▶ **STATED EXERCISE**
Reproduce every entry exactly and leave its pictures out.

--- Start of INPUT DATA ---

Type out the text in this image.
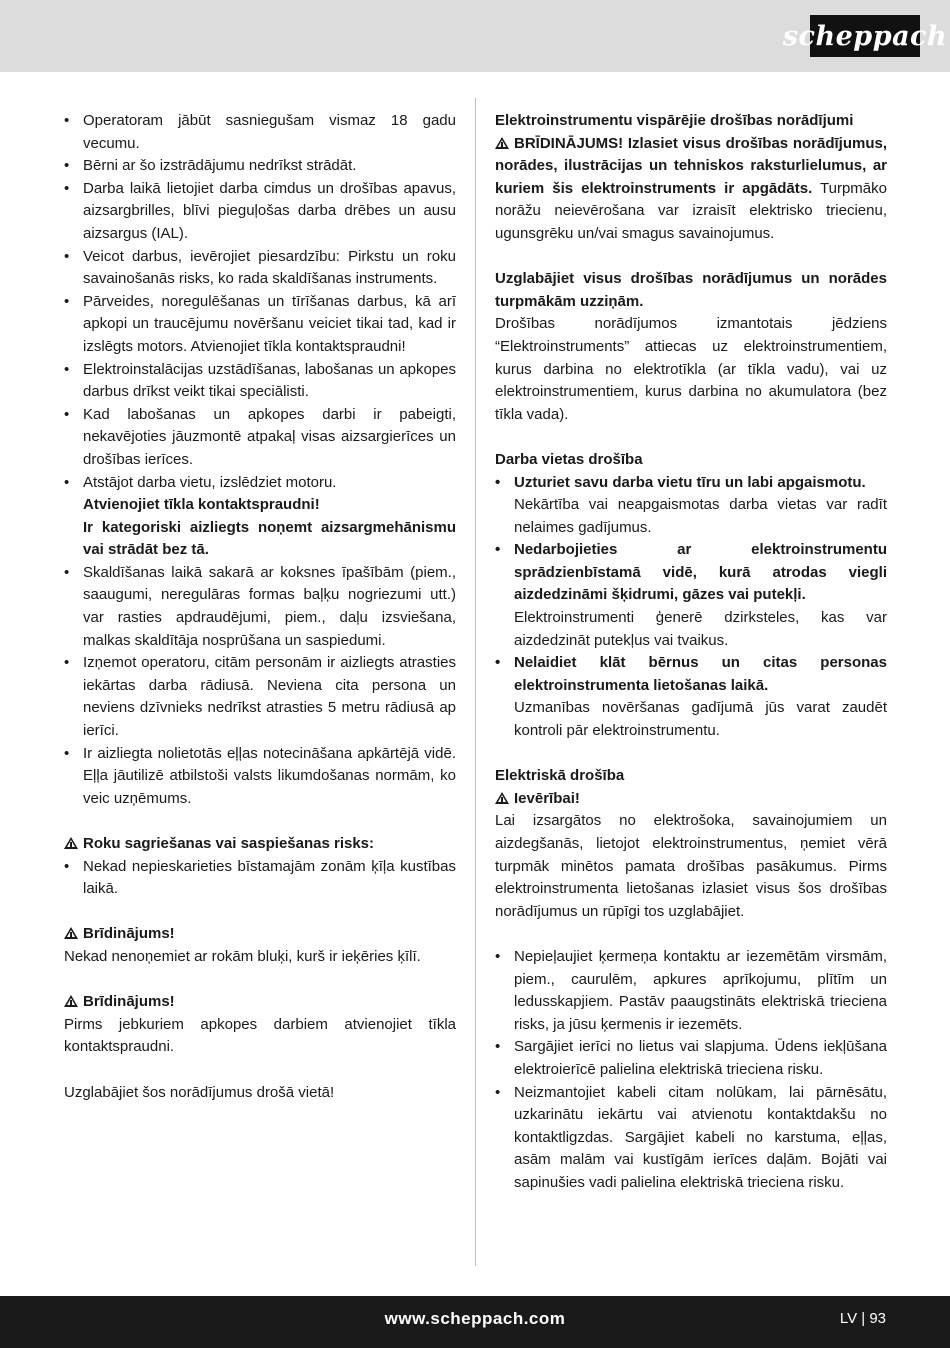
scheppach
• Operatoram jābūt sasniegušam vismaz 18 gadu vecumu.
• Bērni ar šo izstrādājumu nedrīkst strādāt.
• Darba laikā lietojiet darba cimdus un drošības apavus, aizsargbrilles, blīvi pieguļošas darba drēbes un ausu aizsargus (IAL).
• Veicot darbus, ievērojiet piesardzību: Pirkstu un roku savainošanās risks, ko rada skaldīšanas instruments.
• Pārveides, noregulēšanas un tīrīšanas darbus, kā arī apkopi un traucējumu novēršanu veiciet tikai tad, kad ir izslēgts motors. Atvienojiet tīkla kontaktspraudni!
• Elektroinstalācijas uzstādīšanas, labošanas un apkopes darbus drīkst veikt tikai speciālisti.
• Kad labošanas un apkopes darbi ir pabeigti, nekavējoties jāuzmontē atpakaļ visas aizsargierīces un drošības ierīces.
• Atstājot darba vietu, izslēdziet motoru.
Atvienojiet tīkla kontaktspraudni!
Ir kategoriski aizliegts noņemt aizsargmehānismu vai strādāt bez tā.
• Skaldīšanas laikā sakarā ar koksnes īpašībām (piem., saaugumi, neregulāras formas baļķu nogriezumi utt.) var rasties apdraudējumi, piem., daļu izsviešana, malkas skaldītāja nosprūšana un saspiedumi.
• Izņemot operatoru, citām personām ir aizliegts atrasties iekārtas darba rādiusā. Neviena cita persona un neviens dzīvnieks nedrīkst atrasties 5 metru rādiusā ap ierīci.
• Ir aizliegta nolietotās eļļas notecināšana apkārtējā vidē. Eļļa jāutilizē atbilstoši valsts likumdošanas normām, ko veic uzņēmums.

Roku sagriešanas vai saspiešanas risks:

• Nekad nepieskarieties bīstamajām zonām ķīļa kustības laikā.

Brīdinājums!

Nekad nenoņemiet ar rokām bluķi, kurš ir ieķēries ķīlī.

Brīdinājums!

Pirms jebkuriem apkopes darbiem atvienojiet tīkla kontaktspraudni.

Uzglabājiet šos norādījumus drošā vietā!

Elektroinstrumentu vispārējie drošības norādījumi

BRĪDINĀJUMS! Izlasiet visus drošības norādījumus, norādes, ilustrācijas un tehniskos raksturlielumus, ar kuriem šis elektroinstruments ir apgādāts. Turpmāko norāžu neievērošana var izraisīt elektrisko triecienu, ugunsgrēku un/vai smagus savainojumus.

Uzglabājiet visus drošības norādījumus un norādes turpmākām uzziņām.

Drošības norādījumos izmantotais jēdziens “Elektroinstruments” attiecas uz elektroinstrumentiem, kurus darbina no elektrotīkla (ar tīkla vadu), vai uz elektroinstrumentiem, kurus darbina no akumulatora (bez tīkla vada).

Darba vietas drošība

• Uzturiet savu darba vietu tīru un labi apgaismotu.
Nekārtība vai neapgaismotas darba vietas var radīt nelaimes gadījumus.
• Nedarbojieties ar elektroinstrumentu sprādzienbīstamā vidē, kurā atrodas viegli aizdedzināmi šķidrumi, gāzes vai putekļi.
Elektroinstrumenti ģenerē dzirksteles, kas var aizdedzināt putekļus vai tvaikus.
• Nelaidiet klāt bērnus un citas personas elektroinstrumenta lietošanas laikā.
Uzmanības novēršanas gadījumā jūs varat zaudēt kontroli pār elektroinstrumentu.

Elektriskā drošība

Ievērībai!

Lai izsargātos no elektrošoka, savainojumiem un aizdegšanās, lietojot elektroinstrumentus, ņemiet vērā turpmāk minētos pamata drošības pasākumus. Pirms elektroinstrumenta lietošanas izlasiet visus šos drošības norādījumus un rūpīgi tos uzglabājiet.

• Nepieļaujiet ķermeņa kontaktu ar iezemētām virsmām, piem., caurulēm, apkures aprīkojumu, plītīm un ledusskapjiem. Pastāv paaugstināts elektriskā trieciena risks, ja jūsu ķermenis ir iezemēts.
• Sargājiet ierīci no lietus vai slapjuma. Ūdens iekļūšana elektroierīcē palielina elektriskā trieciena risku.
• Neizmantojiet kabeli citam nolūkam, lai pārnēsātu, uzkarinātu iekārtu vai atvienotu kontaktdakšu no kontaktligzdas. Sargājiet kabeli no karstuma, eļļas, asām malām vai kustīgām ierīces daļām. Bojāti vai sapinušies vadi palielina elektriskā trieciena risku.
www.scheppach.com	LV | 93
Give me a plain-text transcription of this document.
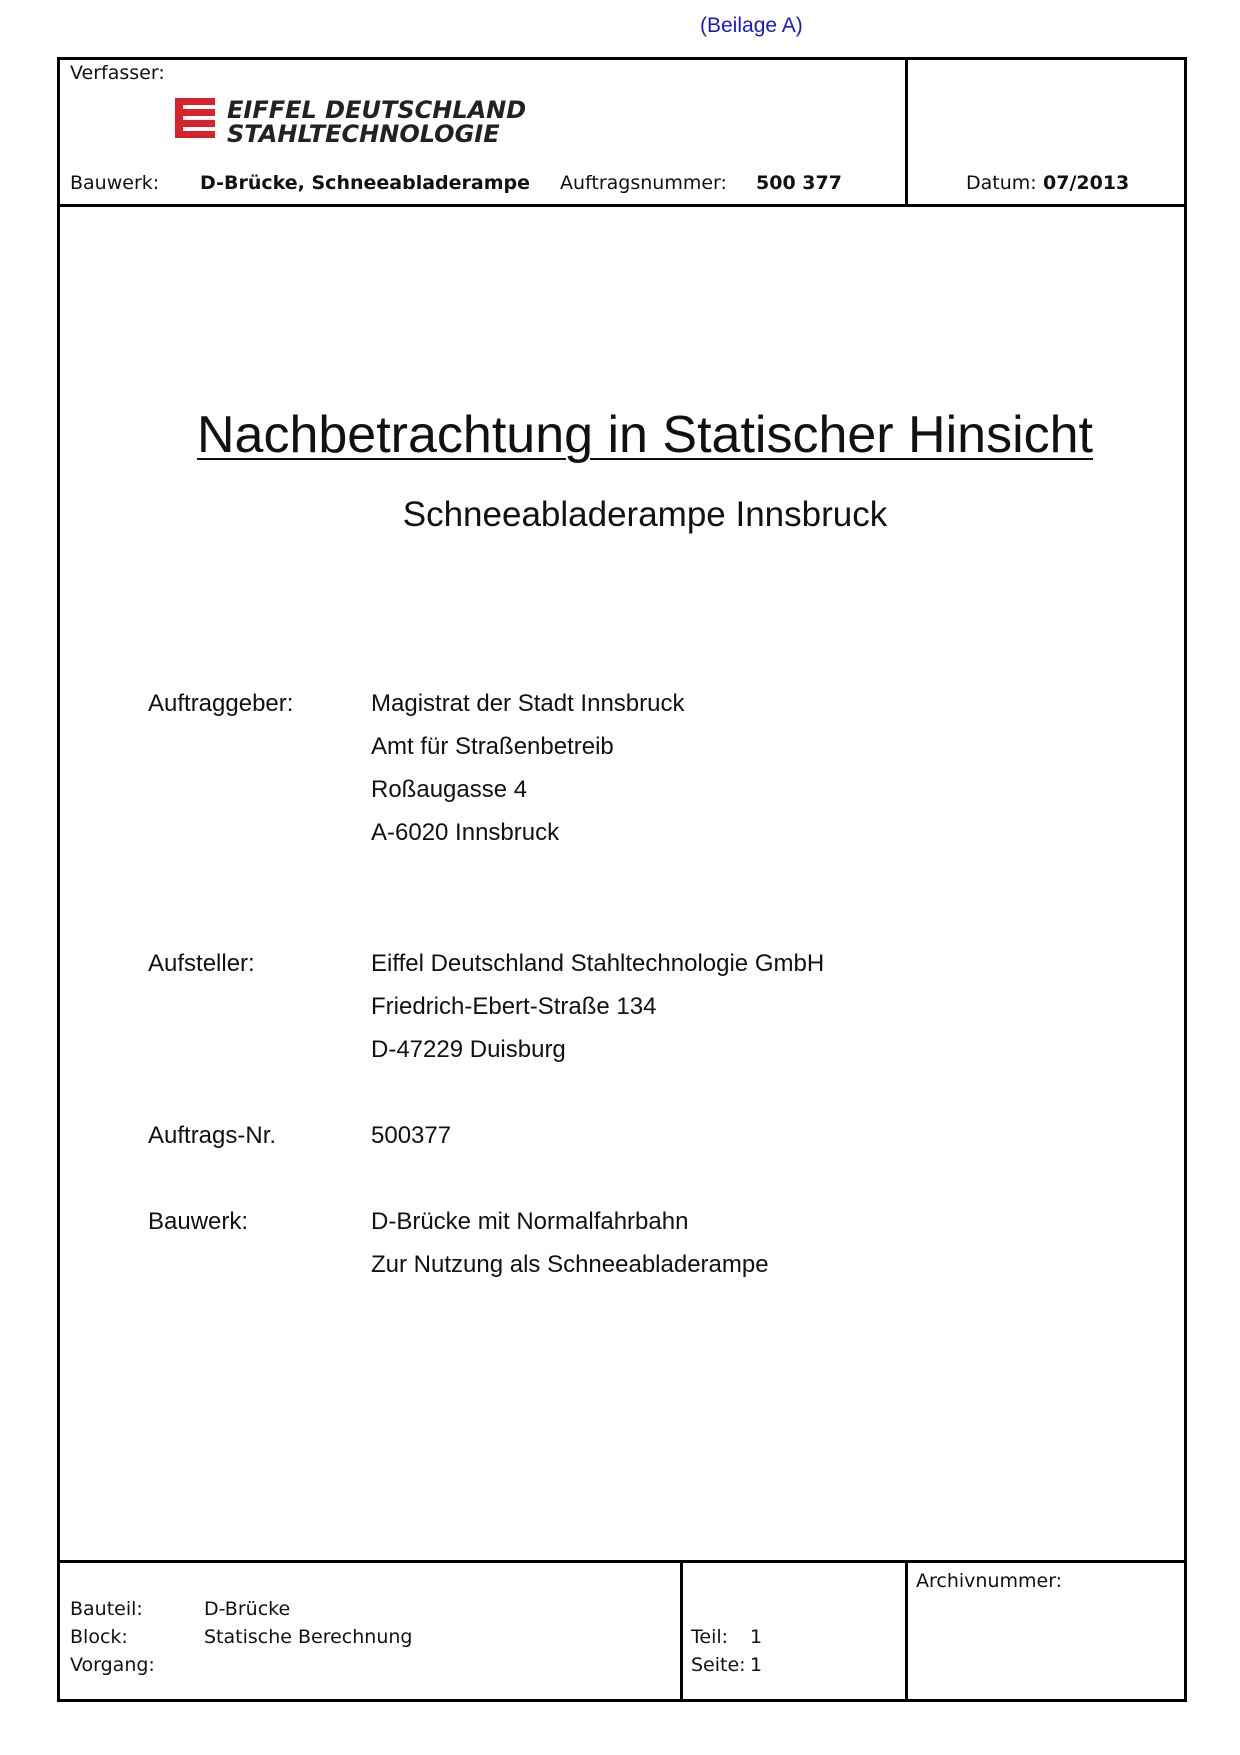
(Beilage A)
Verfasser:
EIFFEL DEUTSCHLAND
STAHLTECHNOLOGIE
Bauwerk: D-Brücke, Schneeabladerampe Auftragsnummer: 500 377	Datum: 07/2013
Nachbetrachtung in Statischer Hinsicht
Schneeabladerampe Innsbruck
Auftraggeber:	Magistrat der Stadt Innsbruck
Amt für Straßenbetreib
Roßaugasse 4
A-6020 Innsbruck
Aufsteller:	Eiffel Deutschland Stahltechnologie GmbH
Friedrich-Ebert-Straße 134
D-47229 Duisburg
Auftrags-Nr.	500377
Bauwerk:	D-Brücke mit Normalfahrbahn
Zur Nutzung als Schneeabladerampe
Bauteil:	D-Brücke
Block:	Statische Berechnung
Vorgang:
Teil: 1
Seite: 1
Archivnummer:
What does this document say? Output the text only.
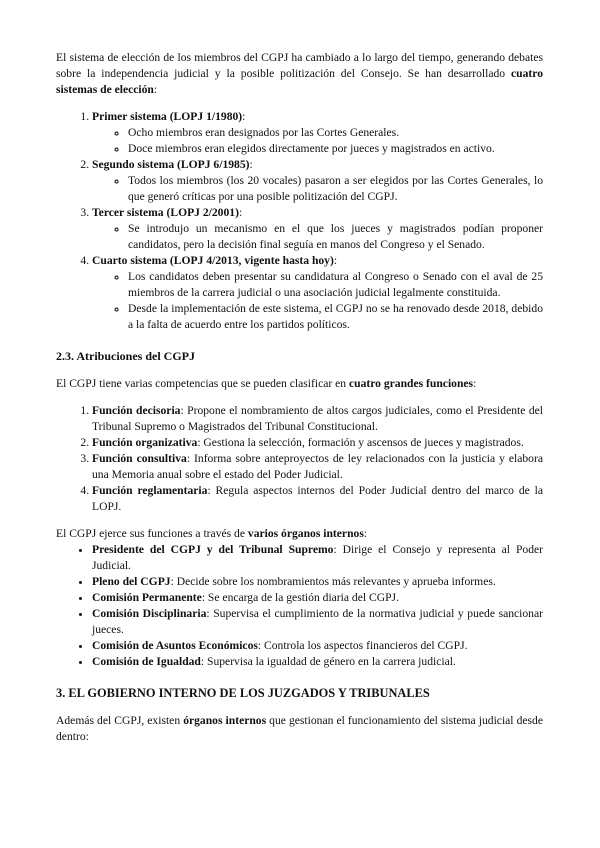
El sistema de elección de los miembros del CGPJ ha cambiado a lo largo del tiempo, generando debates sobre la independencia judicial y la posible politización del Consejo. Se han desarrollado cuatro sistemas de elección:

1. Primer sistema (LOPJ 1/1980):
◦ Ocho miembros eran designados por las Cortes Generales.
◦ Doce miembros eran elegidos directamente por jueces y magistrados en activo.
2. Segundo sistema (LOPJ 6/1985):
◦ Todos los miembros (los 20 vocales) pasaron a ser elegidos por las Cortes Generales, lo que generó críticas por una posible politización del CGPJ.
3. Tercer sistema (LOPJ 2/2001):
◦ Se introdujo un mecanismo en el que los jueces y magistrados podían proponer candidatos, pero la decisión final seguía en manos del Congreso y el Senado.
4. Cuarto sistema (LOPJ 4/2013, vigente hasta hoy):
◦ Los candidatos deben presentar su candidatura al Congreso o Senado con el aval de 25 miembros de la carrera judicial o una asociación judicial legalmente constituida.
◦ Desde la implementación de este sistema, el CGPJ no se ha renovado desde 2018, debido a la falta de acuerdo entre los partidos políticos.
2.3. Atribuciones del CGPJ

El CGPJ tiene varias competencias que se pueden clasificar en cuatro grandes funciones:

1. Función decisoria: Propone el nombramiento de altos cargos judiciales, como el Presidente del Tribunal Supremo o Magistrados del Tribunal Constitucional.
2. Función organizativa: Gestiona la selección, formación y ascensos de jueces y magistrados.
3. Función consultiva: Informa sobre anteproyectos de ley relacionados con la justicia y elabora una Memoria anual sobre el estado del Poder Judicial.
4. Función reglamentaria: Regula aspectos internos del Poder Judicial dentro del marco de la LOPJ.

El CGPJ ejerce sus funciones a través de varios órganos internos:

• Presidente del CGPJ y del Tribunal Supremo: Dirige el Consejo y representa al Poder Judicial.
• Pleno del CGPJ: Decide sobre los nombramientos más relevantes y aprueba informes.
• Comisión Permanente: Se encarga de la gestión diaria del CGPJ.
• Comisión Disciplinaria: Supervisa el cumplimiento de la normativa judicial y puede sancionar jueces.
• Comisión de Asuntos Económicos: Controla los aspectos financieros del CGPJ.
• Comisión de Igualdad: Supervisa la igualdad de género en la carrera judicial.
3. EL GOBIERNO INTERNO DE LOS JUZGADOS Y TRIBUNALES

Además del CGPJ, existen órganos internos que gestionan el funcionamiento del sistema judicial desde dentro:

--- End of INPUT DATA ---

▶ **FULL OUTPUT**
Type out the text in this image.
scheppach
• Operatoram jābūt sasniegušam vismaz 18 gadu vecumu.
• Bērni ar šo izstrādājumu nedrīkst strādāt.
• Darba laikā lietojiet darba cimdus un drošības apavus, aizsargbrilles, blīvi pieguļošas darba drēbes un ausu aizsargus (IAL).
• Veicot darbus, ievērojiet piesardzību: Pirkstu un roku savainošanās risks, ko rada skaldīšanas instruments.
• Pārveides, noregulēšanas un tīrīšanas darbus, kā arī apkopi un traucējumu novēršanu veiciet tikai tad, kad ir izslēgts motors. Atvienojiet tīkla kontaktspraudni!
• Elektroinstalācijas uzstādīšanas, labošanas un apkopes darbus drīkst veikt tikai speciālisti.
• Kad labošanas un apkopes darbi ir pabeigti, nekavējoties jāuzmontē atpakaļ visas aizsargierīces un drošības ierīces.
• Atstājot darba vietu, izslēdziet motoru.
Atvienojiet tīkla kontaktspraudni!
Ir kategoriski aizliegts noņemt aizsargmehānismu vai strādāt bez tā.
• Skaldīšanas laikā sakarā ar koksnes īpašībām (piem., saaugumi, neregulāras formas baļķu nogriezumi utt.) var rasties apdraudējumi, piem., daļu izsviešana, malkas skaldītāja nosprūšana un saspiedumi.
• Izņemot operatoru, citām personām ir aizliegts atrasties iekārtas darba rādiusā. Neviena cita persona un neviens dzīvnieks nedrīkst atrasties 5 metru rādiusā ap ierīci.
• Ir aizliegta nolietotās eļļas notecināšana apkārtējā vidē. Eļļa jāutilizē atbilstoši valsts likumdošanas normām, ko veic uzņēmums.

Roku sagriešanas vai saspiešanas risks:

• Nekad nepieskarieties bīstamajām zonām ķīļa kustības laikā.

Brīdinājums!

Nekad nenoņemiet ar rokām bluķi, kurš ir ieķēries ķīlī.

Brīdinājums!

Pirms jebkuriem apkopes darbiem atvienojiet tīkla kontaktspraudni.

Uzglabājiet šos norādījumus drošā vietā!

Elektroinstrumentu vispārējie drošības norādījumi

BRĪDINĀJUMS! Izlasiet visus drošības norādījumus, norādes, ilustrācijas un tehniskos raksturlielumus, ar kuriem šis elektroinstruments ir apgādāts. Turpmāko norāžu neievērošana var izraisīt elektrisko triecienu, ugunsgrēku un/vai smagus savainojumus.

Uzglabājiet visus drošības norādījumus un norādes turpmākām uzziņām.

Drošības norādījumos izmantotais jēdziens “Elektroinstruments” attiecas uz elektroinstrumentiem, kurus darbina no elektrotīkla (ar tīkla vadu), vai uz elektroinstrumentiem, kurus darbina no akumulatora (bez tīkla vada).

Darba vietas drošība

• Uzturiet savu darba vietu tīru un labi apgaismotu.
Nekārtība vai neapgaismotas darba vietas var radīt nelaimes gadījumus.
• Nedarbojieties ar elektroinstrumentu sprādzienbīstamā vidē, kurā atrodas viegli aizdedzināmi šķidrumi, gāzes vai putekļi.
Elektroinstrumenti ģenerē dzirksteles, kas var aizdedzināt putekļus vai tvaikus.
• Nelaidiet klāt bērnus un citas personas elektroinstrumenta lietošanas laikā.
Uzmanības novēršanas gadījumā jūs varat zaudēt kontroli pār elektroinstrumentu.

Elektriskā drošība

Ievērībai!

Lai izsargātos no elektrošoka, savainojumiem un aizdegšanās, lietojot elektroinstrumentus, ņemiet vērā turpmāk minētos pamata drošības pasākumus. Pirms elektroinstrumenta lietošanas izlasiet visus šos drošības norādījumus un rūpīgi tos uzglabājiet.

• Nepieļaujiet ķermeņa kontaktu ar iezemētām virsmām, piem., caurulēm, apkures aprīkojumu, plītīm un ledusskapjiem. Pastāv paaugstināts elektriskā trieciena risks, ja jūsu ķermenis ir iezemēts.
• Sargājiet ierīci no lietus vai slapjuma. Ūdens iekļūšana elektroierīcē palielina elektriskā trieciena risku.
• Neizmantojiet kabeli citam nolūkam, lai pārnēsātu, uzkarinātu iekārtu vai atvienotu kontaktdakšu no kontaktligzdas. Sargājiet kabeli no karstuma, eļļas, asām malām vai kustīgām ierīces daļām. Bojāti vai sapinušies vadi palielina elektriskā trieciena risku.
www.scheppach.com	LV | 93
Give me a plain-text transcription of this document.
(Beilage A)
Verfasser:
EIFFEL DEUTSCHLAND
STAHLTECHNOLOGIE
Bauwerk: D-Brücke, Schneeabladerampe Auftragsnummer: 500 377	Datum: 07/2013
Nachbetrachtung in Statischer Hinsicht
Schneeabladerampe Innsbruck
Auftraggeber:	Magistrat der Stadt Innsbruck
Amt für Straßenbetreib
Roßaugasse 4
A-6020 Innsbruck
Aufsteller:	Eiffel Deutschland Stahltechnologie GmbH
Friedrich-Ebert-Straße 134
D-47229 Duisburg
Auftrags-Nr.	500377
Bauwerk:	D-Brücke mit Normalfahrbahn
Zur Nutzung als Schneeabladerampe
Bauteil:	D-Brücke
Block:	Statische Berechnung
Vorgang:
Teil: 1
Seite: 1
Archivnummer:
What does this document say? Output the text only.
El sistema de elección de los miembros del CGPJ ha cambiado a lo largo del tiempo, generando debates sobre la independencia judicial y la posible politización del Consejo. Se han desarrollado cuatro sistemas de elección:

1. Primer sistema (LOPJ 1/1980):
◦ Ocho miembros eran designados por las Cortes Generales.
◦ Doce miembros eran elegidos directamente por jueces y magistrados en activo.
2. Segundo sistema (LOPJ 6/1985):
◦ Todos los miembros (los 20 vocales) pasaron a ser elegidos por las Cortes Generales, lo que generó críticas por una posible politización del CGPJ.
3. Tercer sistema (LOPJ 2/2001):
◦ Se introdujo un mecanismo en el que los jueces y magistrados podían proponer candidatos, pero la decisión final seguía en manos del Congreso y el Senado.
4. Cuarto sistema (LOPJ 4/2013, vigente hasta hoy):
◦ Los candidatos deben presentar su candidatura al Congreso o Senado con el aval de 25 miembros de la carrera judicial o una asociación judicial legalmente constituida.
◦ Desde la implementación de este sistema, el CGPJ no se ha renovado desde 2018, debido a la falta de acuerdo entre los partidos políticos.
2.3. Atribuciones del CGPJ

El CGPJ tiene varias competencias que se pueden clasificar en cuatro grandes funciones:

1. Función decisoria: Propone el nombramiento de altos cargos judiciales, como el Presidente del Tribunal Supremo o Magistrados del Tribunal Constitucional.
2. Función organizativa: Gestiona la selección, formación y ascensos de jueces y magistrados.
3. Función consultiva: Informa sobre anteproyectos de ley relacionados con la justicia y elabora una Memoria anual sobre el estado del Poder Judicial.
4. Función reglamentaria: Regula aspectos internos del Poder Judicial dentro del marco de la LOPJ.

El CGPJ ejerce sus funciones a través de varios órganos internos:

• Presidente del CGPJ y del Tribunal Supremo: Dirige el Consejo y representa al Poder Judicial.
• Pleno del CGPJ: Decide sobre los nombramientos más relevantes y aprueba informes.
• Comisión Permanente: Se encarga de la gestión diaria del CGPJ.
• Comisión Disciplinaria: Supervisa el cumplimiento de la normativa judicial y puede sancionar jueces.
• Comisión de Asuntos Económicos: Controla los aspectos financieros del CGPJ.
• Comisión de Igualdad: Supervisa la igualdad de género en la carrera judicial.
3. EL GOBIERNO INTERNO DE LOS JUZGADOS Y TRIBUNALES

Además del CGPJ, existen órganos internos que gestionan el funcionamiento del sistema judicial desde dentro:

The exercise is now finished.